» PAGE
——————————

Le retour du salarié détaché dans son poste d’origine ne saurait être considéré comme une modification du contrat de travail.

Christine MARTIN
Christine MARTIN - Avocat associée

 

 

SOURCE : Cass Soc., 24 juin 2015, Arrêt n° 1083 FS-P+B (n° 13-25.522).

 

Un salarié avait été recruté en qualité de responsable administratif et comptable par un contrat à durée indéterminée le 03 mai 2004 par une grosse entreprise nationale, le contrat précisant une affectation du salarié à l’agence de NANTERRE, pour prendre ses fonctions dans une filiale située à LA REUNION à compter du 10 mai 2004.

 

Etait également signé entre l’employeur et le salarié un contrat de détachement prévoyant que la durée de mission était fixée à 2 années renouvelables et précisant que la mission pouvait être interrompue à tout moment, mais aussi prolongée pour assurer la bonne fin des travaux.

 

Cette mission va, en réalité, durer 4 années et par courrier en date du 16 mai 2008, le salarié s’est vu notifier la fin du détachement et un rappel en Métropole sur son lieu d’affectation initiale, savoir l’agence de NANTERRE.

 

Le courrier laissait, toutefois, quelques mois au salarié afin de lui permettre d’organiser son rapatriement dans de bonnes conditions et de lui laisser un délai suffisant pour mettre en œuvre le déménagement nécessaire et procéder aux formalités administratives requises.

——————————

» INFORMATIONS FOURNIES

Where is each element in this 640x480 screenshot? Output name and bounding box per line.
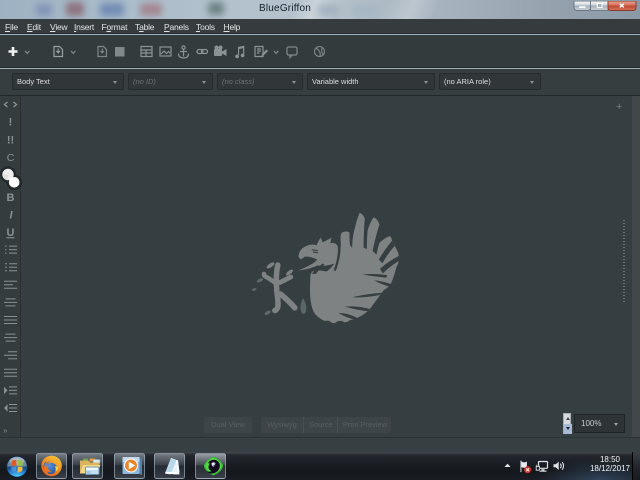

——————————

D'après la page, quelle durée de mission le contrat de détachement fixait-il ? Le matériel ci-dessus provient d'une autre source.

» RÉPONSE
Deux années renouvelables.